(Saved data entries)

--- Start ---

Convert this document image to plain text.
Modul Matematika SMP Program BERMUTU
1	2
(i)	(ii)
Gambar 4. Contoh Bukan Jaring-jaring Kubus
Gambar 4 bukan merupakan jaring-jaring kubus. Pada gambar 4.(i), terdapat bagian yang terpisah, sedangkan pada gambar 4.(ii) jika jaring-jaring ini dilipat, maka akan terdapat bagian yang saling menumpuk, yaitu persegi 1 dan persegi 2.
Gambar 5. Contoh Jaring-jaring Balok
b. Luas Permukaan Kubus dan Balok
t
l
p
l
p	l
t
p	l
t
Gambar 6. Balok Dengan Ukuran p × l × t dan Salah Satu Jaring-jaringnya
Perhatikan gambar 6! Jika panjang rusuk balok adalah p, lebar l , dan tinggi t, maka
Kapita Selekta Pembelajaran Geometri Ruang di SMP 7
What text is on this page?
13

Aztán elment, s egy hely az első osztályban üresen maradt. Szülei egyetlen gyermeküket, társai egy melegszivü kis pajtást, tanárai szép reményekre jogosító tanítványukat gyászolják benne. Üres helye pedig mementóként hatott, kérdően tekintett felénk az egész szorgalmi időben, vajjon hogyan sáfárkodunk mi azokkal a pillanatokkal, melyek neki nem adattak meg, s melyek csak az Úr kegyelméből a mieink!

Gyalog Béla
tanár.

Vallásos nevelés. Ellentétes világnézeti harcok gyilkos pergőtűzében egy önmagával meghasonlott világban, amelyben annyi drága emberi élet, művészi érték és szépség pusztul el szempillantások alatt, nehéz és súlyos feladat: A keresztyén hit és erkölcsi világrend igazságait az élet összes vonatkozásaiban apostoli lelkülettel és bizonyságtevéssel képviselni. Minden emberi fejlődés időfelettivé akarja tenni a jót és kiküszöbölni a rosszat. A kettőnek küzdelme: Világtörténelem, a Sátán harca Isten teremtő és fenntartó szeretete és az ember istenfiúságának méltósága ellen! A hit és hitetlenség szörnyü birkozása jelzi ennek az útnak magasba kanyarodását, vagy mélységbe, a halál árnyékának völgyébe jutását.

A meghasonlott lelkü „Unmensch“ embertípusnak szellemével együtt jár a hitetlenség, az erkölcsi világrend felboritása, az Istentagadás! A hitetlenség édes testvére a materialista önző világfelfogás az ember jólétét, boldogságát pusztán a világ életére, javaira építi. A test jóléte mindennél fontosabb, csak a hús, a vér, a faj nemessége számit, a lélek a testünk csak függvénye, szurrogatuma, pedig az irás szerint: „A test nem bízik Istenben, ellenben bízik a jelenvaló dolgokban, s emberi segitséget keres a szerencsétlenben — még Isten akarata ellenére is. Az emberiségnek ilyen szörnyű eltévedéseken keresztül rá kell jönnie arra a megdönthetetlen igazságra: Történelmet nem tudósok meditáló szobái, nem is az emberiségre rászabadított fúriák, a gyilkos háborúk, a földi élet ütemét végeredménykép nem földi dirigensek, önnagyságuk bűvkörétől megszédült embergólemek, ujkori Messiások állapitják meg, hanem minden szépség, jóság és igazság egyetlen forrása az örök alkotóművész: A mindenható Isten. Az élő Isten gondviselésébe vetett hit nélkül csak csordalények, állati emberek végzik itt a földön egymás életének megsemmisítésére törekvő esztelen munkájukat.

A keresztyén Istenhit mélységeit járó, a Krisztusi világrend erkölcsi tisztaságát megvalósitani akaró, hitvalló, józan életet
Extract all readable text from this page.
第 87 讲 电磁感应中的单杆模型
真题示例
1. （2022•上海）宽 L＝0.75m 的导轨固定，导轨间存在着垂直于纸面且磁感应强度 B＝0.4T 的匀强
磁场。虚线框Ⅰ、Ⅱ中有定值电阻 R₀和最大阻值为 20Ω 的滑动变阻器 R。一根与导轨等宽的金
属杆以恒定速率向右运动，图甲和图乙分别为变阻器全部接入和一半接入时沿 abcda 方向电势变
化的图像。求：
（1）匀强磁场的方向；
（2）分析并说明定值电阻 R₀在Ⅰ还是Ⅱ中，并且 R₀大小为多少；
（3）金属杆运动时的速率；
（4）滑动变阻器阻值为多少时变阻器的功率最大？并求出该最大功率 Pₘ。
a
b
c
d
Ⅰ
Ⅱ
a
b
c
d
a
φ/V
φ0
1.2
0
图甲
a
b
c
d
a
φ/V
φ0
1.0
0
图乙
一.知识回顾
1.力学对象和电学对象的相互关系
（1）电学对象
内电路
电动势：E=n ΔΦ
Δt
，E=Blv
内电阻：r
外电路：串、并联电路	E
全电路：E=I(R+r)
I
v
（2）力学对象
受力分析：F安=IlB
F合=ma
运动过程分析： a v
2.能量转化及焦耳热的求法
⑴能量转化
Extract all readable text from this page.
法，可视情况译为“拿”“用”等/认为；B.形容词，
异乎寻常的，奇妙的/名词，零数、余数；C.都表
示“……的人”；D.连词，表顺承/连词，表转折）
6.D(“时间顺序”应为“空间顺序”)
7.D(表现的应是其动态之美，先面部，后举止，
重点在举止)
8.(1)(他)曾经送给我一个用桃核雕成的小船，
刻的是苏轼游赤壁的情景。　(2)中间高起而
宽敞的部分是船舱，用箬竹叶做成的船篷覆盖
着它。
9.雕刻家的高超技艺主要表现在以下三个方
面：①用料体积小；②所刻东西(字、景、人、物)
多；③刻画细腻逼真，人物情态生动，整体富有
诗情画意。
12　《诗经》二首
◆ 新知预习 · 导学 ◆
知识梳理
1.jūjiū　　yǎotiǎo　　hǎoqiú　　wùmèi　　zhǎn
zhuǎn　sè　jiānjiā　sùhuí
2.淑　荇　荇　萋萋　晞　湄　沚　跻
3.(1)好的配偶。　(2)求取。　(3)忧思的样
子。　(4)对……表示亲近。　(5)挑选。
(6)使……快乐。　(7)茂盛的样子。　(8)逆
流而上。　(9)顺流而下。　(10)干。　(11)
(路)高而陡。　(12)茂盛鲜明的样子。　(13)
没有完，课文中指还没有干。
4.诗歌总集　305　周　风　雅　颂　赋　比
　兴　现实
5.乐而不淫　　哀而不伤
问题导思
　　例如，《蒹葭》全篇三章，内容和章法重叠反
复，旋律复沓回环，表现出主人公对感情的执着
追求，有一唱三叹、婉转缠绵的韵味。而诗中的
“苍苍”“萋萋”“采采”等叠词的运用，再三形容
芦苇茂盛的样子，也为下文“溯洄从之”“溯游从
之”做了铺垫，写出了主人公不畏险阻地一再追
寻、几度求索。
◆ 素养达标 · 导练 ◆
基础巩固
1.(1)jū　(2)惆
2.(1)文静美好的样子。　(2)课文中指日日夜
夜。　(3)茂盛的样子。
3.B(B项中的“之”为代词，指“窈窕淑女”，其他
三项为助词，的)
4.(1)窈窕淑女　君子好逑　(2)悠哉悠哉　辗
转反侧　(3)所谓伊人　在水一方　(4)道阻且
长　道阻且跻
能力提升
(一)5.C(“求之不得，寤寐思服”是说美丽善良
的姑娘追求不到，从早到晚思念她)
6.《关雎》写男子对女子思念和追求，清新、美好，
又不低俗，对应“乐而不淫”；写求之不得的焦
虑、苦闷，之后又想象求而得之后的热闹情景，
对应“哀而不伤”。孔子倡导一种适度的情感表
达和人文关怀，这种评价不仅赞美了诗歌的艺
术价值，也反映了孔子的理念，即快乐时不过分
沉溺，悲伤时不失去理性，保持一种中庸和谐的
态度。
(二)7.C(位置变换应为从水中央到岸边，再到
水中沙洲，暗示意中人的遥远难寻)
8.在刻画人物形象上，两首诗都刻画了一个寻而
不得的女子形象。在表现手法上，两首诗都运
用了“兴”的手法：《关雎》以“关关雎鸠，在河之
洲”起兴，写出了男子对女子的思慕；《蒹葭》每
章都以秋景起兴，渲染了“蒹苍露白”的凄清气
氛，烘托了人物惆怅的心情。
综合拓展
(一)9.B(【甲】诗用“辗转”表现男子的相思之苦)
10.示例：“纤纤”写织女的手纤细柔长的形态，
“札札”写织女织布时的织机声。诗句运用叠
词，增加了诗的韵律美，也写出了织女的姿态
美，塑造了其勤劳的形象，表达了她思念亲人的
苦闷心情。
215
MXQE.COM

--- End ---

◆ PROBLEM ◆
Look through the entries above; copy every line holding the string "csak".

◆ ANSWER TO THIS PROBLEM ◆
Aztán elment, s egy hely az első osztályban üresen maradt. Szülei egyetlen gyermeküket, társai egy melegszivü kis pajtást, tanárai szép reményekre jogosító tanítványukat gyászolják benne. Üres helye pedig mementóként hatott, kérdően tekintett felénk az egész szorgalmi időben, vajjon hogyan sáfárkodunk mi azokkal a pillanatokkal, melyek neki nem adattak meg, s melyek csak az Úr kegyelméből a mieink!
A meghasonlott lelkü „Unmensch“ embertípusnak szellemével együtt jár a hitetlenség, az erkölcsi világrend felboritása, az Istentagadás! A hitetlenség édes testvére a materialista önző világfelfogás az ember jólétét, boldogságát pusztán a világ életére, javaira építi. A test jóléte mindennél fontosabb, csak a hús, a vér, a faj nemessége számit, a lélek a testünk csak függvénye, szurrogatuma, pedig az irás szerint: „A test nem bízik Istenben, ellenben bízik a jelenvaló dolgokban, s emberi segitséget keres a szerencsétlenben — még Isten akarata ellenére is. Az emberiségnek ilyen szörnyű eltévedéseken keresztül rá kell jönnie arra a megdönthetetlen igazságra: Történelmet nem tudósok meditáló szobái, nem is az emberiségre rászabadított fúriák, a gyilkos háborúk, a földi élet ütemét végeredménykép nem földi dirigensek, önnagyságuk bűvkörétől megszédült embergólemek, ujkori Messiások állapitják meg, hanem minden szépség, jóság és igazság egyetlen forrása az örök alkotóművész: A mindenható Isten. Az élő Isten gondviselésébe vetett hit nélkül csak csordalények, állati emberek végzik itt a földön egymás életének megsemmisítésére törekvő esztelen munkájukat.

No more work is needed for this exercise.